Element location listings:
★ ★ ★ ★

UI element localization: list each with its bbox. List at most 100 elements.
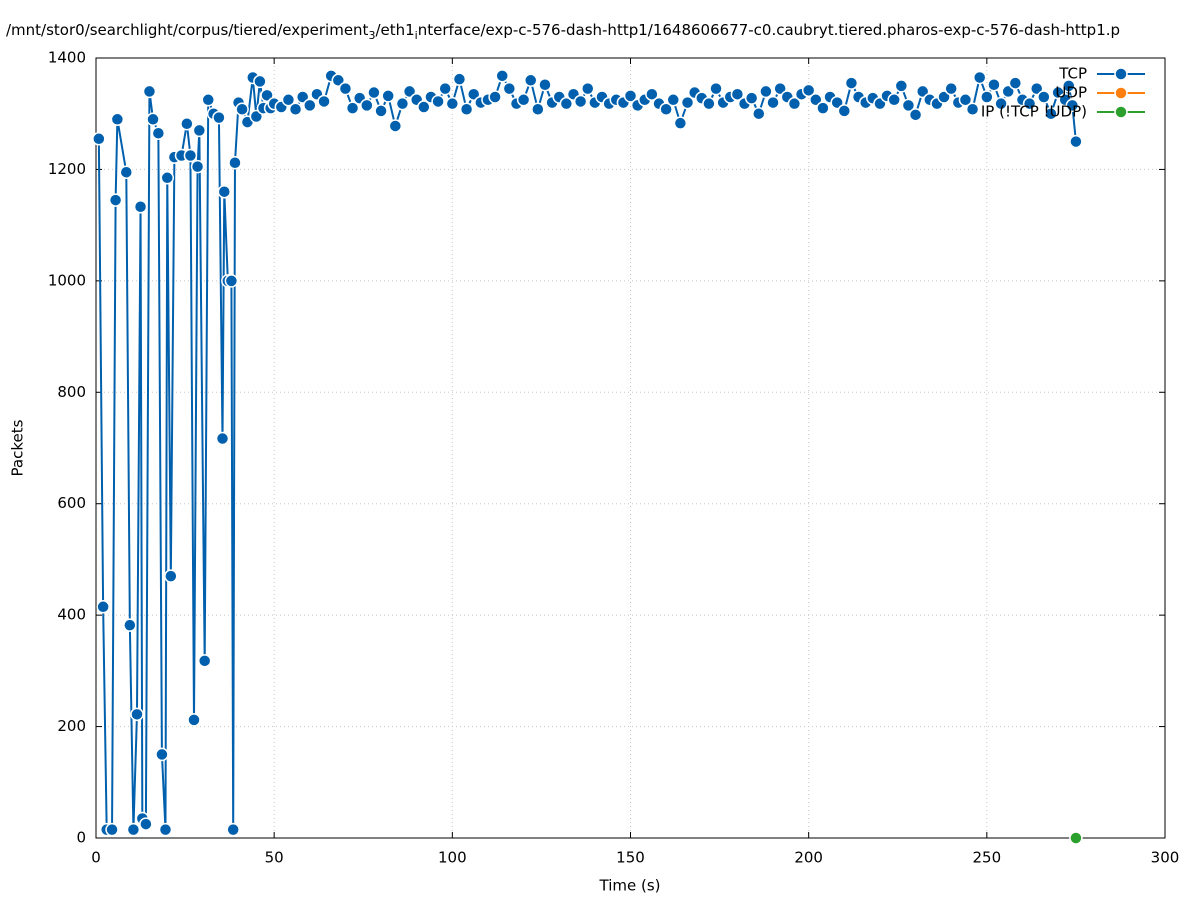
y-tick-label: 200 bbox=[57, 717, 86, 735]
data-point bbox=[759, 84, 773, 99]
data-point bbox=[666, 93, 681, 107]
legend-marker bbox=[1114, 86, 1128, 100]
data-point bbox=[126, 822, 141, 837]
data-point bbox=[402, 84, 417, 99]
title-part: i bbox=[415, 29, 418, 42]
data-point bbox=[197, 654, 212, 668]
data-point bbox=[212, 110, 226, 125]
legend-label: UDP bbox=[1055, 84, 1087, 102]
data-point bbox=[331, 73, 346, 88]
data-point bbox=[155, 747, 169, 762]
data-point bbox=[937, 90, 951, 104]
data-point bbox=[915, 84, 930, 99]
data-point bbox=[345, 101, 360, 115]
data-point bbox=[908, 108, 923, 122]
data-point bbox=[183, 148, 198, 163]
x-tick-label: 0 bbox=[91, 849, 101, 867]
data-point bbox=[235, 102, 249, 117]
data-point bbox=[1029, 81, 1044, 96]
data-point bbox=[226, 822, 240, 837]
data-point bbox=[367, 85, 381, 100]
data-point bbox=[844, 76, 859, 90]
data-point bbox=[944, 81, 958, 96]
data-point bbox=[228, 155, 242, 170]
data-point bbox=[523, 73, 538, 88]
data-point bbox=[730, 87, 745, 101]
data-point bbox=[281, 93, 296, 107]
data-point bbox=[388, 119, 403, 133]
data-point bbox=[623, 89, 638, 103]
data-point bbox=[894, 79, 909, 93]
data-point bbox=[645, 87, 659, 101]
title-part: 3 bbox=[368, 29, 375, 42]
data-point bbox=[395, 96, 410, 111]
y-tick-label: 1000 bbox=[48, 271, 86, 289]
y-tick-label: 1400 bbox=[48, 49, 86, 67]
data-point bbox=[972, 70, 987, 85]
data-point bbox=[980, 90, 994, 104]
data-point bbox=[151, 126, 166, 140]
x-axis-label: Time (s) bbox=[599, 877, 661, 895]
data-point bbox=[164, 569, 178, 583]
chart-title: /mnt/stor0/searchlight/corpus/tiered/exp… bbox=[6, 21, 1120, 43]
y-tick-label: 600 bbox=[57, 494, 86, 512]
data-point bbox=[180, 116, 194, 131]
x-tick-label: 100 bbox=[438, 849, 467, 867]
data-point bbox=[105, 822, 119, 837]
data-point bbox=[119, 165, 134, 179]
data-point bbox=[516, 93, 531, 107]
data-point bbox=[965, 102, 980, 117]
data-point bbox=[744, 91, 759, 105]
x-tick-label: 300 bbox=[1151, 849, 1180, 867]
data-point bbox=[659, 102, 673, 117]
data-point bbox=[374, 104, 388, 118]
data-point bbox=[417, 100, 431, 114]
data-point bbox=[1044, 106, 1058, 121]
data-point bbox=[146, 112, 160, 127]
data-point bbox=[142, 84, 157, 99]
data-point bbox=[438, 81, 452, 96]
data-point bbox=[192, 123, 207, 138]
data-point bbox=[994, 96, 1008, 111]
data-point bbox=[816, 101, 830, 115]
data-point bbox=[573, 94, 588, 109]
data-point bbox=[673, 116, 688, 130]
data-point bbox=[709, 81, 723, 96]
data-point bbox=[130, 707, 144, 722]
x-tick-label: 50 bbox=[265, 849, 284, 867]
data-point bbox=[958, 93, 973, 107]
data-point bbox=[1069, 134, 1083, 149]
title-part: nterface/exp-c-576-dash-http1/1648606677… bbox=[418, 21, 1120, 39]
data-point bbox=[249, 109, 264, 124]
data-point bbox=[139, 817, 153, 831]
legend-marker bbox=[1114, 105, 1128, 119]
data-point bbox=[1022, 96, 1037, 111]
data-point bbox=[901, 98, 916, 113]
data-point bbox=[773, 81, 787, 96]
data-point bbox=[830, 95, 844, 110]
data-point bbox=[801, 83, 816, 98]
data-point bbox=[1065, 98, 1080, 113]
data-point bbox=[680, 95, 695, 110]
data-point bbox=[445, 96, 460, 111]
data-point bbox=[217, 184, 232, 199]
data-point bbox=[559, 96, 574, 111]
data-point bbox=[702, 96, 716, 111]
data-point bbox=[837, 104, 852, 118]
data-point bbox=[538, 77, 552, 92]
data-point bbox=[452, 72, 467, 86]
data-point bbox=[110, 112, 125, 127]
data-point bbox=[303, 98, 317, 113]
data-point bbox=[260, 88, 274, 103]
data-point bbox=[466, 87, 481, 101]
data-point bbox=[431, 94, 445, 109]
y-tick-label: 800 bbox=[57, 383, 86, 401]
data-point bbox=[381, 89, 395, 103]
y-tick-label: 0 bbox=[76, 829, 86, 847]
y-tick-label: 1200 bbox=[48, 160, 86, 178]
legend-marker bbox=[1114, 67, 1128, 81]
data-point bbox=[295, 90, 310, 104]
data-point bbox=[766, 95, 780, 110]
data-point bbox=[488, 90, 502, 104]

★ ★ ★ ★

List as a numbered list the lines from the line with "y-tick-label: 200 bbox=[57, 717, 86, 735]" up to and including the line with "data-point bbox=[844, 76, 859, 90]", leaving out any blank lines.

• [THE REPLY]
1. y-tick-label: 200 bbox=[57, 717, 86, 735]
2. data-point bbox=[759, 84, 773, 99]
3. data-point bbox=[666, 93, 681, 107]
4. legend-marker bbox=[1114, 86, 1128, 100]
5. data-point bbox=[126, 822, 141, 837]
6. data-point bbox=[402, 84, 417, 99]
7. title-part: i bbox=[415, 29, 418, 42]
8. data-point bbox=[197, 654, 212, 668]
9. data-point bbox=[212, 110, 226, 125]
10. legend-label: UDP bbox=[1055, 84, 1087, 102]
11. data-point bbox=[331, 73, 346, 88]
12. data-point bbox=[155, 747, 169, 762]
13. data-point bbox=[937, 90, 951, 104]
14. data-point bbox=[915, 84, 930, 99]
15. data-point bbox=[345, 101, 360, 115]
16. data-point bbox=[908, 108, 923, 122]
17. data-point bbox=[183, 148, 198, 163]
18. x-tick-label: 0 bbox=[91, 849, 101, 867]
19. data-point bbox=[235, 102, 249, 117]
20. data-point bbox=[1029, 81, 1044, 96]
21. data-point bbox=[226, 822, 240, 837]
22. data-point bbox=[367, 85, 381, 100]
23. data-point bbox=[844, 76, 859, 90]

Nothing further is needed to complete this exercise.